__Aim__.
Every line of the data must be copied exactly.

** BEGIN Working data **

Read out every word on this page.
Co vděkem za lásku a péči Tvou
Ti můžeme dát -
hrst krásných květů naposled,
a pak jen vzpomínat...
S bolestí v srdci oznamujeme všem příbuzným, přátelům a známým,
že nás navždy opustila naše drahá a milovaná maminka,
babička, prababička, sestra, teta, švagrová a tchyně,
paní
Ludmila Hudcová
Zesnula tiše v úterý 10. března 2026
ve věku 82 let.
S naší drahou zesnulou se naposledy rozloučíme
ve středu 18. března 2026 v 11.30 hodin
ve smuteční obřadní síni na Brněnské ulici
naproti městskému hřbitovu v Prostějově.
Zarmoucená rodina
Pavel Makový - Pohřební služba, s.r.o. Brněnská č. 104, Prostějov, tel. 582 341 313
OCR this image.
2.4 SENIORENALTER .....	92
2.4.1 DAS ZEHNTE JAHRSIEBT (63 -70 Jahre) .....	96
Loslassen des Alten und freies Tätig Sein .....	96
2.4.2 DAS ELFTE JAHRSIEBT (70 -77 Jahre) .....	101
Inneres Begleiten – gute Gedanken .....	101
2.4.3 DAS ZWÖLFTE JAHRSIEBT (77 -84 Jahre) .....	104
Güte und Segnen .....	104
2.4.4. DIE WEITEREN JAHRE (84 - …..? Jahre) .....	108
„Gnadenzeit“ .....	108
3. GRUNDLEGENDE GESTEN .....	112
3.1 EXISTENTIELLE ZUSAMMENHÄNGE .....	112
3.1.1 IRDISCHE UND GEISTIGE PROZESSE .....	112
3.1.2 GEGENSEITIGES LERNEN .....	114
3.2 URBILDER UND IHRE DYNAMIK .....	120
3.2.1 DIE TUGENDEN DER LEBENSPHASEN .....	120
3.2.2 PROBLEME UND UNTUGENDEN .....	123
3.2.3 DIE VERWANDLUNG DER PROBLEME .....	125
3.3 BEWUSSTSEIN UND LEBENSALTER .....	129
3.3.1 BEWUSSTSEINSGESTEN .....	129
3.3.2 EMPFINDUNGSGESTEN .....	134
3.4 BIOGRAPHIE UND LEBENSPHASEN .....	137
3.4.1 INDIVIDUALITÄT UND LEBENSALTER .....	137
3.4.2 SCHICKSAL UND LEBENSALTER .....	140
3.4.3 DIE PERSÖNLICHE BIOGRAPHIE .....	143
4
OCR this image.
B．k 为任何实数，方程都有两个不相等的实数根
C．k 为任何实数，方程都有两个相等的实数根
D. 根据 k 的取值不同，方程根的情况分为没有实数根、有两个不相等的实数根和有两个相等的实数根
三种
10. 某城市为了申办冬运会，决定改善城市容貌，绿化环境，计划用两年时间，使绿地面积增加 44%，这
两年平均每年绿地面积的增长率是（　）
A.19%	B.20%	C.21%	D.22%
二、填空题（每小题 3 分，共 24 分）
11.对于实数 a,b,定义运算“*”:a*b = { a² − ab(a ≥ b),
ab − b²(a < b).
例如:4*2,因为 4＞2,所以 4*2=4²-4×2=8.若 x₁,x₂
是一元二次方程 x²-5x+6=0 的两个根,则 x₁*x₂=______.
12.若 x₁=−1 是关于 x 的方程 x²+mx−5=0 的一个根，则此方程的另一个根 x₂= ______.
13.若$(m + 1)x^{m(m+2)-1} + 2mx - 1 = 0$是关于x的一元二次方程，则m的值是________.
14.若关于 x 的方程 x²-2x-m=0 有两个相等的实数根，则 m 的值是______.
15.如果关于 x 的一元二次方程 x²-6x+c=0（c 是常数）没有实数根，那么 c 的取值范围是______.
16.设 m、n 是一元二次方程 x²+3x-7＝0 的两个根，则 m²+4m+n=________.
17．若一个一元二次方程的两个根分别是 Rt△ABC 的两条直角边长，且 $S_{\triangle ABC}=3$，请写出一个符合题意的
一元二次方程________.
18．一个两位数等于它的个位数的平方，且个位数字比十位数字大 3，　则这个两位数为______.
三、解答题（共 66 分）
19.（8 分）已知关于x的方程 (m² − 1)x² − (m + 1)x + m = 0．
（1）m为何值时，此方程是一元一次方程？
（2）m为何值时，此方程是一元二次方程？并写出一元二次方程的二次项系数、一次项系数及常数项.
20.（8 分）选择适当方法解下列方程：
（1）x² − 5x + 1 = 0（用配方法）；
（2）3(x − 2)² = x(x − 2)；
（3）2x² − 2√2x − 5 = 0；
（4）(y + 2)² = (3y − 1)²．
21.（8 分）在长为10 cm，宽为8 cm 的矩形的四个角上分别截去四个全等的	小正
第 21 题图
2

** END Working data **

__Task solution__.
Read out every word on this page.
Co vděkem za lásku a péči Tvou
Ti můžeme dát -
hrst krásných květů naposled,
a pak jen vzpomínat...
S bolestí v srdci oznamujeme všem příbuzným, přátelům a známým,
že nás navždy opustila naše drahá a milovaná maminka,
babička, prababička, sestra, teta, švagrová a tchyně,
paní
Ludmila Hudcová
Zesnula tiše v úterý 10. března 2026
ve věku 82 let.
S naší drahou zesnulou se naposledy rozloučíme
ve středu 18. března 2026 v 11.30 hodin
ve smuteční obřadní síni na Brněnské ulici
naproti městskému hřbitovu v Prostějově.
Zarmoucená rodina
Pavel Makový - Pohřební služba, s.r.o. Brněnská č. 104, Prostějov, tel. 582 341 313
OCR this image.
2.4 SENIORENALTER .....	92
2.4.1 DAS ZEHNTE JAHRSIEBT (63 -70 Jahre) .....	96
Loslassen des Alten und freies Tätig Sein .....	96
2.4.2 DAS ELFTE JAHRSIEBT (70 -77 Jahre) .....	101
Inneres Begleiten – gute Gedanken .....	101
2.4.3 DAS ZWÖLFTE JAHRSIEBT (77 -84 Jahre) .....	104
Güte und Segnen .....	104
2.4.4. DIE WEITEREN JAHRE (84 - …..? Jahre) .....	108
„Gnadenzeit“ .....	108
3. GRUNDLEGENDE GESTEN .....	112
3.1 EXISTENTIELLE ZUSAMMENHÄNGE .....	112
3.1.1 IRDISCHE UND GEISTIGE PROZESSE .....	112
3.1.2 GEGENSEITIGES LERNEN .....	114
3.2 URBILDER UND IHRE DYNAMIK .....	120
3.2.1 DIE TUGENDEN DER LEBENSPHASEN .....	120
3.2.2 PROBLEME UND UNTUGENDEN .....	123
3.2.3 DIE VERWANDLUNG DER PROBLEME .....	125
3.3 BEWUSSTSEIN UND LEBENSALTER .....	129
3.3.1 BEWUSSTSEINSGESTEN .....	129
3.3.2 EMPFINDUNGSGESTEN .....	134
3.4 BIOGRAPHIE UND LEBENSPHASEN .....	137
3.4.1 INDIVIDUALITÄT UND LEBENSALTER .....	137
3.4.2 SCHICKSAL UND LEBENSALTER .....	140
3.4.3 DIE PERSÖNLICHE BIOGRAPHIE .....	143
4
OCR this image.
B．k 为任何实数，方程都有两个不相等的实数根
C．k 为任何实数，方程都有两个相等的实数根
D. 根据 k 的取值不同，方程根的情况分为没有实数根、有两个不相等的实数根和有两个相等的实数根
三种
10. 某城市为了申办冬运会，决定改善城市容貌，绿化环境，计划用两年时间，使绿地面积增加 44%，这
两年平均每年绿地面积的增长率是（　）
A.19%	B.20%	C.21%	D.22%
二、填空题（每小题 3 分，共 24 分）
11.对于实数 a,b,定义运算“*”:a*b = { a² − ab(a ≥ b),
ab − b²(a < b).
例如:4*2,因为 4＞2,所以 4*2=4²-4×2=8.若 x₁,x₂
是一元二次方程 x²-5x+6=0 的两个根,则 x₁*x₂=______.
12.若 x₁=−1 是关于 x 的方程 x²+mx−5=0 的一个根，则此方程的另一个根 x₂= ______.
13.若$(m + 1)x^{m(m+2)-1} + 2mx - 1 = 0$是关于x的一元二次方程，则m的值是________.
14.若关于 x 的方程 x²-2x-m=0 有两个相等的实数根，则 m 的值是______.
15.如果关于 x 的一元二次方程 x²-6x+c=0（c 是常数）没有实数根，那么 c 的取值范围是______.
16.设 m、n 是一元二次方程 x²+3x-7＝0 的两个根，则 m²+4m+n=________.
17．若一个一元二次方程的两个根分别是 Rt△ABC 的两条直角边长，且 $S_{\triangle ABC}=3$，请写出一个符合题意的
一元二次方程________.
18．一个两位数等于它的个位数的平方，且个位数字比十位数字大 3，　则这个两位数为______.
三、解答题（共 66 分）
19.（8 分）已知关于x的方程 (m² − 1)x² − (m + 1)x + m = 0．
（1）m为何值时，此方程是一元一次方程？
（2）m为何值时，此方程是一元二次方程？并写出一元二次方程的二次项系数、一次项系数及常数项.
20.（8 分）选择适当方法解下列方程：
（1）x² − 5x + 1 = 0（用配方法）；
（2）3(x − 2)² = x(x − 2)；
（3）2x² − 2√2x − 5 = 0；
（4）(y + 2)² = (3y − 1)²．
21.（8 分）在长为10 cm，宽为8 cm 的矩形的四个角上分别截去四个全等的	小正
第 21 题图
2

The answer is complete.